Вместе с монастырем было ликвидировано и кладбище. Опять же, по рассказам старожилов, кладбище попало в немилость, во-первых, из-за того, что там было похоронено много «мироедов» и «царских сатрапов», а во-вторых, большинство могил в Алексеевском монастыре остались вовсе без призора со стороны родственников похороненных. И кладбище еще в 1920-е имело довольно-таки запущенный, бесхозный вид, что давало власти дополнительное моральное право ликвидировать его. Но это легко объясняется: приходить на кладбище и ухаживать за могилами каких-нибудь «врагов народа» – тайных советников, полицмейстеров, означало подвергнуть себя возможным репрессиям. Поэтому многие старались не показывать вида, что под роскошной кованой часовней или под гранитным распятием покоится их близкий. А уже власть распорядилась с кладбищем по-революционному решительно: надгробия были пущены на нужды народного хозяйства – гранит разрезался на облицовочную плитку и на бордюрный камень, часовни и оградки шли во вторчермет на переплавку, самые могилки совершенно сравнивались с землей, а на территории затем был устроен парк. Кажется, на всех закрытых и ликвидированных кладбищах останки некоторых известных людей эксгумировались и погребались заново где-то. О том, что кого-то перезахоронили с Алексеевского монастырского кладбища сведений нет. И очень даже возможно, что до сих пор где-нибудь возле церквей или прямо под асфальтом третьего кольца лежат кости Вельтмана, Каткова, Шанявского, Прянишникова, Каминского, Корсакова.

Приведённые данные:

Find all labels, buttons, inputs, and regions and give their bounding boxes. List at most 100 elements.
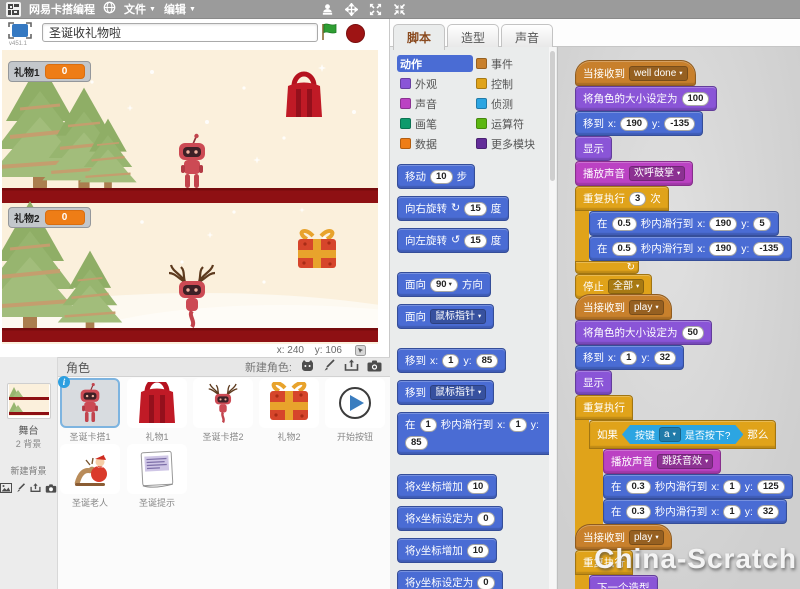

Письменное задание 1: Выпишите из текста о кладбище Алексеевского монастыря все фамилии в той форме, в какой они там стоят.
Письменное задание 2:
Ответьте по тексту о кладбище Алексеевского монастыря на вопросы:
(а) Что устроили на территории кладбища после его ликвидации?
(б) В какие годы кладбище уже выглядело запущенным и бесхозным?
(в) На что разрезали гранит надгробий?
Строки для работы не понадобятся.

Ответ к заданию 1: Вельтмана, Каткова, Шанявского, Прянишникова, Каминского, Корсакова

Ответ к заданию 2:
(а) Парк.
(б) В 1920-е.
(в) На облицовочную плитку и бордюрный камень.